* _Given request_
Where the word "assistiti" occurs in a line, return that line.

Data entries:
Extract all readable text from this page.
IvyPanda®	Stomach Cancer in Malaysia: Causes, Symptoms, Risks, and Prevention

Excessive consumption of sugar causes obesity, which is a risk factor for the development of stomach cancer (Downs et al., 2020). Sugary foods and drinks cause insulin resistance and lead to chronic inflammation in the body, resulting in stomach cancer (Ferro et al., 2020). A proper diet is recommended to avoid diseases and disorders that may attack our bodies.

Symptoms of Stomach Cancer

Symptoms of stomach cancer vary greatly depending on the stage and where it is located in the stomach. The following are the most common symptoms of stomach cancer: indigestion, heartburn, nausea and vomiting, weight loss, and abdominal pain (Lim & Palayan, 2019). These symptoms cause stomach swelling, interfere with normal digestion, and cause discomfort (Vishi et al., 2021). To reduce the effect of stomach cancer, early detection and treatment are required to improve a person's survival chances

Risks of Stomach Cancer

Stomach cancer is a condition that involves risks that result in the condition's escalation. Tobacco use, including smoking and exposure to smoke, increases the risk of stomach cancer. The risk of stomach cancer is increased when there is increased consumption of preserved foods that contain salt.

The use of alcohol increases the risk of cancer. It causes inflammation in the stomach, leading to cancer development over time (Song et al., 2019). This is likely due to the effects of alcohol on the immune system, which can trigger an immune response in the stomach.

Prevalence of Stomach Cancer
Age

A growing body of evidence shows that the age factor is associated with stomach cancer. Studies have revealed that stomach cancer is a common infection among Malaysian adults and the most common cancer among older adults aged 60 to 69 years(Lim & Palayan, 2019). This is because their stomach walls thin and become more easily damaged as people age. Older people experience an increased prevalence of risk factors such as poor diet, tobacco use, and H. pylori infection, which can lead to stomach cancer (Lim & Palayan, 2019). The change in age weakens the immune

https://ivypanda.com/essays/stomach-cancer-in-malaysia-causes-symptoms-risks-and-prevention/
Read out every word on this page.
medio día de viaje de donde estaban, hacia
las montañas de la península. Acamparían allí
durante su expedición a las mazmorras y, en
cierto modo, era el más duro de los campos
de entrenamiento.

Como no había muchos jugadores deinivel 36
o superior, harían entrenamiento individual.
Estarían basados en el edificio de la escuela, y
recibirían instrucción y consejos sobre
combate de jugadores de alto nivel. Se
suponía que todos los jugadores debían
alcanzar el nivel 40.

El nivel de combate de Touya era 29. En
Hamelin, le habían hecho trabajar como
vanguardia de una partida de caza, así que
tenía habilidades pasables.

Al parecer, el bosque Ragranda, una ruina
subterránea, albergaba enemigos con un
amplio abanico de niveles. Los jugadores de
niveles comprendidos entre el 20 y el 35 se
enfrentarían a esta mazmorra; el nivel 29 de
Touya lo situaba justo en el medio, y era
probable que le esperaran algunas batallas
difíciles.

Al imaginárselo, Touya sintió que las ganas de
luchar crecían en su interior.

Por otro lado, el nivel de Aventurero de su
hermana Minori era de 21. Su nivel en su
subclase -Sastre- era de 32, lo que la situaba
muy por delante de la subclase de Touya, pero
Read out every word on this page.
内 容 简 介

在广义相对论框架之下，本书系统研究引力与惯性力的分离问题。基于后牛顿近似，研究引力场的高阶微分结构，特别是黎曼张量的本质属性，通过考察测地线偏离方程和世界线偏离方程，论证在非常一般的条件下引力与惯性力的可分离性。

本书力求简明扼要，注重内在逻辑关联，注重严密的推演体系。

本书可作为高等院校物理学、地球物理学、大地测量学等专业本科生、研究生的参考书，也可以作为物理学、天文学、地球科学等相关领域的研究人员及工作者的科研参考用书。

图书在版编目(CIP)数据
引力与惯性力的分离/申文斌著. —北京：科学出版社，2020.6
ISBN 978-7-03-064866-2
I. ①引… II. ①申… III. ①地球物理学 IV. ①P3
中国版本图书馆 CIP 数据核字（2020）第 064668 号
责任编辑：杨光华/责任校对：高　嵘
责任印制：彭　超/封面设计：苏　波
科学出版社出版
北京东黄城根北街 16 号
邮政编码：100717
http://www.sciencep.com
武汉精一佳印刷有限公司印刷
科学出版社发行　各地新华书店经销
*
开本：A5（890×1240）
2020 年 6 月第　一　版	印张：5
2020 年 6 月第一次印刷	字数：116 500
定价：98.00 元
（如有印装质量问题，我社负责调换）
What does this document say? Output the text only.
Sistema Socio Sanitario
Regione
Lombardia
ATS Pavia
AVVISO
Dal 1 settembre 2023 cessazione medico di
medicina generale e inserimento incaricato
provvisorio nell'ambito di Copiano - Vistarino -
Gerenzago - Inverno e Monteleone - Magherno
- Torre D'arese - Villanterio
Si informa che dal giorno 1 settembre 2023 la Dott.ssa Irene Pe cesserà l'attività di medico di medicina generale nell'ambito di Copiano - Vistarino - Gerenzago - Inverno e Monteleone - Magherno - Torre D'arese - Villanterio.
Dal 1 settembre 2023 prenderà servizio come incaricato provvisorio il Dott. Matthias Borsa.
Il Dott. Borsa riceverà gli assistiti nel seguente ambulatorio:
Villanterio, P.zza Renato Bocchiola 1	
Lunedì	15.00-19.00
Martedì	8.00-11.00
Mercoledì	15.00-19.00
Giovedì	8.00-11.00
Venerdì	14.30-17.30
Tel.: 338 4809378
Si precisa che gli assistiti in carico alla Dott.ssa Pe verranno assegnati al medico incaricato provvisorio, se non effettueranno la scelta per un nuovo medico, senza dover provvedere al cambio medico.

* _Answer for the task_
Il Dott. Borsa riceverà gli assistiti nel seguente ambulatorio:
Si precisa che gli assistiti in carico alla Dott.ssa Pe verranno assegnati al medico incaricato provvisorio, se non effettueranno la scelta per un nuovo medico, senza dover provvedere al cambio medico.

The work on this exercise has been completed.